**What the exercise asks:** Leave out the images; return the rest of the data exactly.

--*--

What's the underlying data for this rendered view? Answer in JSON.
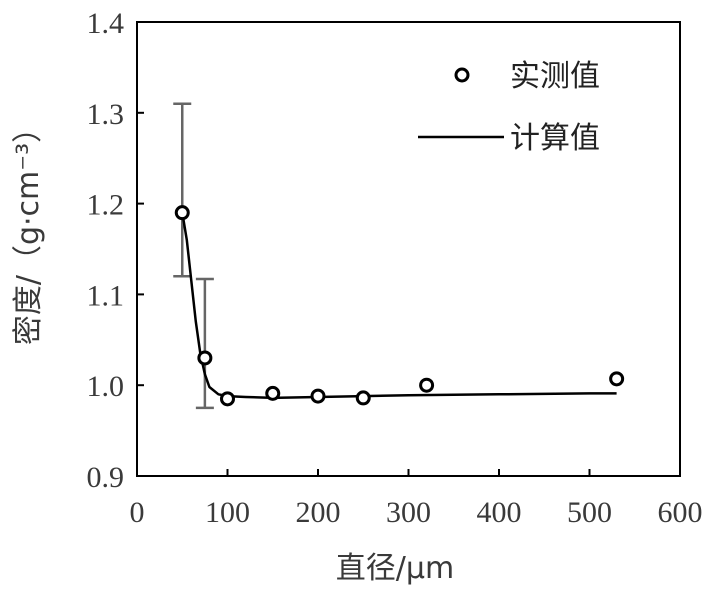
{
  "chart_data": {
    "type": "scatter",
    "xlabel": "直径/μm",
    "ylabel": "密度/（g·cm⁻³）",
    "xlim": [
      0,
      600
    ],
    "ylim": [
      0.9,
      1.4
    ],
    "x_ticks": [
      0,
      100,
      200,
      300,
      400,
      500,
      600
    ],
    "x_tick_labels": [
      "0",
      "100",
      "200",
      "300",
      "400",
      "500",
      "600"
    ],
    "y_ticks": [
      0.9,
      1.0,
      1.1,
      1.2,
      1.3,
      1.4
    ],
    "y_tick_labels": [
      "0.9",
      "1.0",
      "1.1",
      "1.2",
      "1.3",
      "1.4"
    ],
    "grid": false,
    "legend_position": "top-right",
    "series": [
      {
        "name": "实测值",
        "kind": "scatter",
        "marker": "open-circle",
        "color": "#000000",
        "x": [
          50,
          75,
          100,
          150,
          200,
          250,
          320,
          530
        ],
        "y": [
          1.19,
          1.03,
          0.985,
          0.991,
          0.988,
          0.986,
          1.0,
          1.007
        ]
      },
      {
        "name": "计算值",
        "kind": "line",
        "color": "#000000",
        "x": [
          50,
          55,
          60,
          65,
          70,
          75,
          80,
          90,
          100,
          120,
          150,
          200,
          250,
          300,
          400,
          500,
          530
        ],
        "y": [
          1.19,
          1.16,
          1.115,
          1.07,
          1.035,
          1.012,
          0.998,
          0.99,
          0.988,
          0.987,
          0.986,
          0.987,
          0.988,
          0.989,
          0.99,
          0.991,
          0.991
        ]
      }
    ],
    "error_bars": {
      "color": "#666666",
      "points": [
        {
          "x": 50,
          "low": 1.12,
          "high": 1.31
        },
        {
          "x": 75,
          "low": 0.975,
          "high": 1.117
        }
      ]
    }
  }
}
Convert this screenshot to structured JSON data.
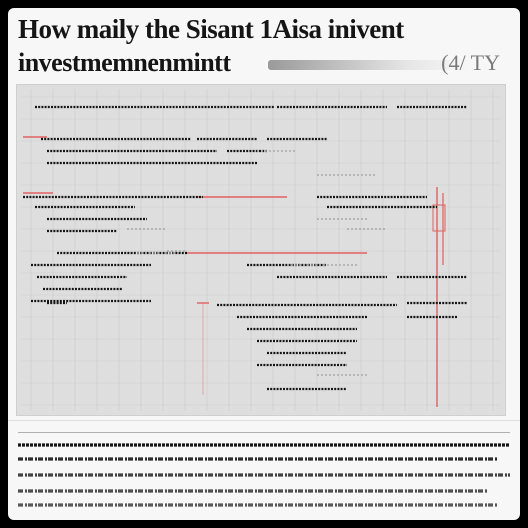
{
  "title": {
    "line1": "How maily the Sisant 1Aisa inivent",
    "line2": "investmemnenmintt",
    "suffix": "(4/ TY"
  },
  "colors": {
    "background": "#f7f7f7",
    "panel": "#dedede",
    "ink": "#151515",
    "accent_red": "#e06060"
  }
}
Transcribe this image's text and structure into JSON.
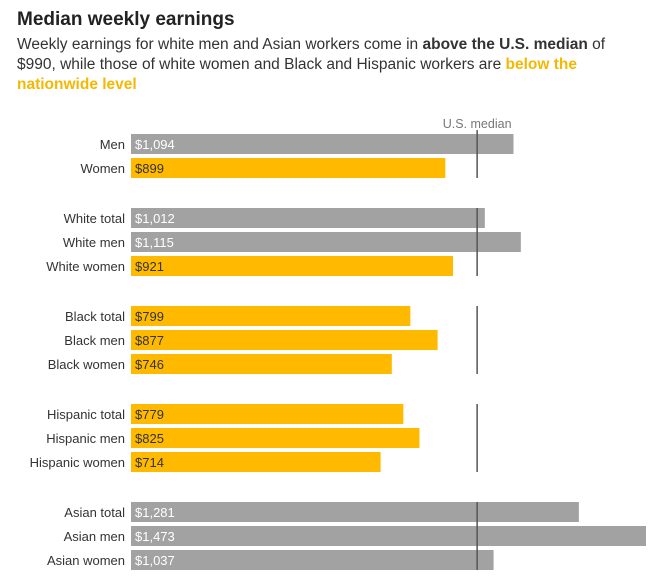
{
  "title": "Median weekly earnings",
  "subtitle": {
    "part1": "Weekly earnings for white men and Asian workers come in ",
    "highlight_above": "above the U.S. median",
    "part2": " of $990, while those of white women and Black and Hispanic workers are ",
    "highlight_below": "below the nationwide level"
  },
  "colors": {
    "above": "#a2a2a2",
    "below": "#ffba00",
    "median_line": "#555555",
    "label_on_gray": "#ffffff",
    "label_on_yellow": "#333333"
  },
  "chart_data": {
    "type": "bar",
    "orientation": "horizontal",
    "reference_line": {
      "label": "U.S. median",
      "value": 990
    },
    "categories": [
      "Men",
      "Women",
      "White total",
      "White men",
      "White women",
      "Black total",
      "Black men",
      "Black women",
      "Hispanic total",
      "Hispanic men",
      "Hispanic women",
      "Asian total",
      "Asian men",
      "Asian women"
    ],
    "values": [
      1094,
      899,
      1012,
      1115,
      921,
      799,
      877,
      746,
      779,
      825,
      714,
      1281,
      1473,
      1037
    ],
    "value_labels": [
      "$1,094",
      "$899",
      "$1,012",
      "$1,115",
      "$921",
      "$799",
      "$877",
      "$746",
      "$779",
      "$825",
      "$714",
      "$1,281",
      "$1,473",
      "$1,037"
    ],
    "groups": [
      {
        "categories": [
          "Men",
          "Women"
        ]
      },
      {
        "categories": [
          "White total",
          "White men",
          "White women"
        ]
      },
      {
        "categories": [
          "Black total",
          "Black men",
          "Black women"
        ]
      },
      {
        "categories": [
          "Hispanic total",
          "Hispanic men",
          "Hispanic women"
        ]
      },
      {
        "categories": [
          "Asian total",
          "Asian men",
          "Asian women"
        ]
      }
    ],
    "xlim": [
      0,
      1473
    ]
  }
}
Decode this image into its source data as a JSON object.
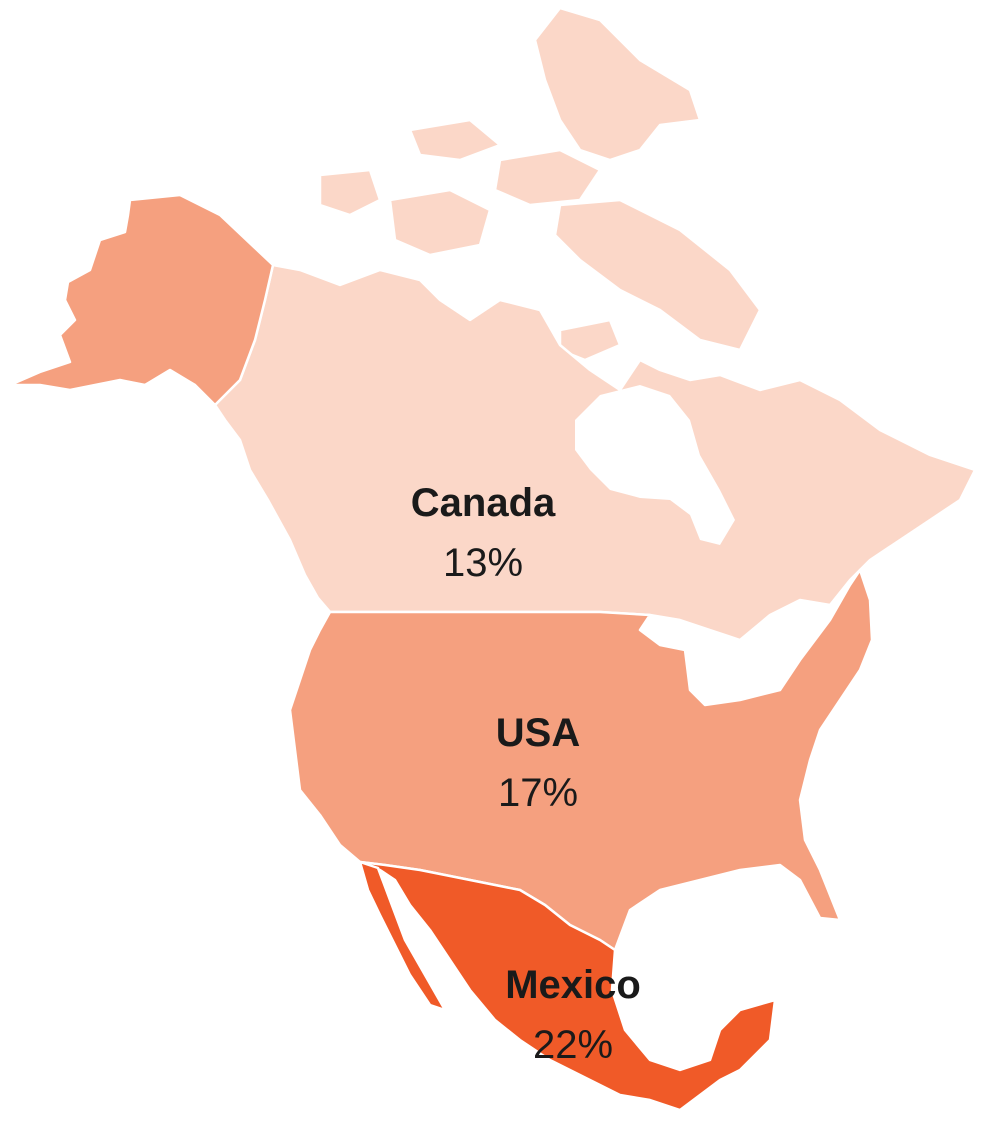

--*--

**Solution to this exercise:**
What's the underlying data for this rendered view? Answer in JSON.
{
  "chart_data": {
    "type": "scatter",
    "xlabel": "直径/μm",
    "ylabel": "密度/（g·cm⁻³）",
    "xlim": [
      0,
      600
    ],
    "ylim": [
      0.9,
      1.4
    ],
    "x_ticks": [
      0,
      100,
      200,
      300,
      400,
      500,
      600
    ],
    "x_tick_labels": [
      "0",
      "100",
      "200",
      "300",
      "400",
      "500",
      "600"
    ],
    "y_ticks": [
      0.9,
      1.0,
      1.1,
      1.2,
      1.3,
      1.4
    ],
    "y_tick_labels": [
      "0.9",
      "1.0",
      "1.1",
      "1.2",
      "1.3",
      "1.4"
    ],
    "grid": false,
    "legend_position": "top-right",
    "series": [
      {
        "name": "实测值",
        "kind": "scatter",
        "marker": "open-circle",
        "color": "#000000",
        "x": [
          50,
          75,
          100,
          150,
          200,
          250,
          320,
          530
        ],
        "y": [
          1.19,
          1.03,
          0.985,
          0.991,
          0.988,
          0.986,
          1.0,
          1.007
        ]
      },
      {
        "name": "计算值",
        "kind": "line",
        "color": "#000000",
        "x": [
          50,
          55,
          60,
          65,
          70,
          75,
          80,
          90,
          100,
          120,
          150,
          200,
          250,
          300,
          400,
          500,
          530
        ],
        "y": [
          1.19,
          1.16,
          1.115,
          1.07,
          1.035,
          1.012,
          0.998,
          0.99,
          0.988,
          0.987,
          0.986,
          0.987,
          0.988,
          0.989,
          0.99,
          0.991,
          0.991
        ]
      }
    ],
    "error_bars": {
      "color": "#666666",
      "points": [
        {
          "x": 50,
          "low": 1.12,
          "high": 1.31
        },
        {
          "x": 75,
          "low": 0.975,
          "high": 1.117
        }
      ]
    }
  }
}
Convert this screenshot to structured JSON data.
{
  "title": {
    "line1": "How maily the Sisant 1Aisa inivent",
    "line2": "investmemnenmintt",
    "suffix": "(4/ TY"
  },
  "colors": {
    "background": "#f7f7f7",
    "panel": "#dedede",
    "ink": "#151515",
    "accent_red": "#e06060"
  }
}
Transcribe this image's text and structure into JSON.
{
  "title": "Median weekly earnings",
  "subtitle": {
    "part1": "Weekly earnings for white men and Asian workers come in ",
    "highlight_above": "above the U.S. median",
    "part2": " of $990, while those of white women and Black and Hispanic workers are ",
    "highlight_below": "below the nationwide level"
  },
  "colors": {
    "above": "#a2a2a2",
    "below": "#ffba00",
    "median_line": "#555555",
    "label_on_gray": "#ffffff",
    "label_on_yellow": "#333333"
  },
  "chart_data": {
    "type": "bar",
    "orientation": "horizontal",
    "reference_line": {
      "label": "U.S. median",
      "value": 990
    },
    "categories": [
      "Men",
      "Women",
      "White total",
      "White men",
      "White women",
      "Black total",
      "Black men",
      "Black women",
      "Hispanic total",
      "Hispanic men",
      "Hispanic women",
      "Asian total",
      "Asian men",
      "Asian women"
    ],
    "values": [
      1094,
      899,
      1012,
      1115,
      921,
      799,
      877,
      746,
      779,
      825,
      714,
      1281,
      1473,
      1037
    ],
    "value_labels": [
      "$1,094",
      "$899",
      "$1,012",
      "$1,115",
      "$921",
      "$799",
      "$877",
      "$746",
      "$779",
      "$825",
      "$714",
      "$1,281",
      "$1,473",
      "$1,037"
    ],
    "groups": [
      {
        "categories": [
          "Men",
          "Women"
        ]
      },
      {
        "categories": [
          "White total",
          "White men",
          "White women"
        ]
      },
      {
        "categories": [
          "Black total",
          "Black men",
          "Black women"
        ]
      },
      {
        "categories": [
          "Hispanic total",
          "Hispanic men",
          "Hispanic women"
        ]
      },
      {
        "categories": [
          "Asian total",
          "Asian men",
          "Asian women"
        ]
      }
    ],
    "xlim": [
      0,
      1473
    ]
  }
}
Decode this image into its source data as a JSON object.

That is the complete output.